Problem description -> Check each line of the material below, and copy it if it holds the string "JSON".

Data for the task ->
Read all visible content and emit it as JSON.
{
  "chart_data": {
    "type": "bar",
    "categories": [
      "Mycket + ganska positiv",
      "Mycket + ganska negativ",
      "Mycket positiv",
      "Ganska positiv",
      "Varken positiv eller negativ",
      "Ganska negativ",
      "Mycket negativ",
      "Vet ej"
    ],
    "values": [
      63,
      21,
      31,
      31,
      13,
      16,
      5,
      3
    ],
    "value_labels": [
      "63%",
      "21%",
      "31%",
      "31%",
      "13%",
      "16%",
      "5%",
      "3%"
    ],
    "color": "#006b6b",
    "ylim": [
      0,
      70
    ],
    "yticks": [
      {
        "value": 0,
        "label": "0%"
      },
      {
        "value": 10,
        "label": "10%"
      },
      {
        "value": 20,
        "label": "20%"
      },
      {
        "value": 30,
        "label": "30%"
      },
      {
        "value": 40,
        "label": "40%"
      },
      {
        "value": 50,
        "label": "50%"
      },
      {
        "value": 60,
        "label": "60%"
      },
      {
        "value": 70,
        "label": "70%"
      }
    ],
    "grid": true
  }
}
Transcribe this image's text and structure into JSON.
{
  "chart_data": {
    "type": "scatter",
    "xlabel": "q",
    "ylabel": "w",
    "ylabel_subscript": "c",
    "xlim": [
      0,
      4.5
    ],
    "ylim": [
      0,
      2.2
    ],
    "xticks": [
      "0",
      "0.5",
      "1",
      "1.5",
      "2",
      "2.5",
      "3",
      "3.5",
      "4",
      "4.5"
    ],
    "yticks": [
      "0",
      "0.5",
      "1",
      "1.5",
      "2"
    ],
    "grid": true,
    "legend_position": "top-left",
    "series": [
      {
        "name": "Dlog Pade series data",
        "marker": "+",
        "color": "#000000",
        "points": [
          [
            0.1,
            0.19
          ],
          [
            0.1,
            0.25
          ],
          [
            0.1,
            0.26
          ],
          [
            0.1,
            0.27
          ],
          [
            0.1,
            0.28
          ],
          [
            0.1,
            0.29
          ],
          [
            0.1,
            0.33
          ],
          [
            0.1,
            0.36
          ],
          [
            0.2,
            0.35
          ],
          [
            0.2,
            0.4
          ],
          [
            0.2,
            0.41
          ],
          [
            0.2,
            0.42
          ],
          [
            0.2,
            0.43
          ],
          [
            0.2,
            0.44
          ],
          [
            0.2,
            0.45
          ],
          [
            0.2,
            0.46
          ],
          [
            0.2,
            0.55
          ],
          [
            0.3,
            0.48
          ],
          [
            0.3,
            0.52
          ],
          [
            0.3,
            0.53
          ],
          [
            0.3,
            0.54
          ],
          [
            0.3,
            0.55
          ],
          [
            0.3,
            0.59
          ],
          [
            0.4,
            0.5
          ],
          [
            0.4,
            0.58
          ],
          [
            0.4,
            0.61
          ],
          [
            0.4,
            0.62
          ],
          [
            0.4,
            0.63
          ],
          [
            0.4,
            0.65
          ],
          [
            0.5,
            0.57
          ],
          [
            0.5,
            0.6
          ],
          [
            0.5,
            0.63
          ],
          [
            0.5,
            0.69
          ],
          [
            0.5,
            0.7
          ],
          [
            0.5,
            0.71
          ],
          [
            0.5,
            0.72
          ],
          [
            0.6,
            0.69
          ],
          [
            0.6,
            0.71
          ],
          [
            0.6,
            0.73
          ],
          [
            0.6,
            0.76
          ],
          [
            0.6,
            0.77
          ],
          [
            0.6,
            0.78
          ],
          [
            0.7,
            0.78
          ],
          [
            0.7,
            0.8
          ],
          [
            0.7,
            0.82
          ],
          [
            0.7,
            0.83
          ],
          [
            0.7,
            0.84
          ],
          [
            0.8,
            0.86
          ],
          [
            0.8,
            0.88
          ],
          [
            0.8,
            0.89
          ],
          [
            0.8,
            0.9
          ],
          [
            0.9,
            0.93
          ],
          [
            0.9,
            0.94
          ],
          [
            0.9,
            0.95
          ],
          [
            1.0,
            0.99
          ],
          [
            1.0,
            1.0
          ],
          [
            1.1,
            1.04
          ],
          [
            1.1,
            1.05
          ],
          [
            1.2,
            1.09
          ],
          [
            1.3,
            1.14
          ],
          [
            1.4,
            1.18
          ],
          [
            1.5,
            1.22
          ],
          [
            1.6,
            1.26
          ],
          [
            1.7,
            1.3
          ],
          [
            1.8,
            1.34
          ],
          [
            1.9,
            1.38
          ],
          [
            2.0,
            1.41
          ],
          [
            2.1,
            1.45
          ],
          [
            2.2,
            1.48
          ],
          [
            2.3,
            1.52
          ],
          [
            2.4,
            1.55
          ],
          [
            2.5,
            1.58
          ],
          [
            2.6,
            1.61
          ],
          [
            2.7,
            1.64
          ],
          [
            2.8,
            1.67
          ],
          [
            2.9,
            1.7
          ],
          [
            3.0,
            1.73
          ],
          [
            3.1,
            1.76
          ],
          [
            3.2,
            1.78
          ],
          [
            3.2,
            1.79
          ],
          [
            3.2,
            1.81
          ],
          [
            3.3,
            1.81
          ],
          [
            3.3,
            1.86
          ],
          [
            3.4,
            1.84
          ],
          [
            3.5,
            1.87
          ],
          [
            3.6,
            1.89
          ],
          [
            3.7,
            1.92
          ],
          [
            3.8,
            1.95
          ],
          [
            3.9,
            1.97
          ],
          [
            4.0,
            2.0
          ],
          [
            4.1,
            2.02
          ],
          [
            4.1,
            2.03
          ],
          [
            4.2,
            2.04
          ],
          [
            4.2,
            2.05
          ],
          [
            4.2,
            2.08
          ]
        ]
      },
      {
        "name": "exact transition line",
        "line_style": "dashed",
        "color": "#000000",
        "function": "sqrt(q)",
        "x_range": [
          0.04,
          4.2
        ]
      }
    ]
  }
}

Full response ->
Read all visible content and emit it as JSON.
Transcribe this image's text and structure into JSON.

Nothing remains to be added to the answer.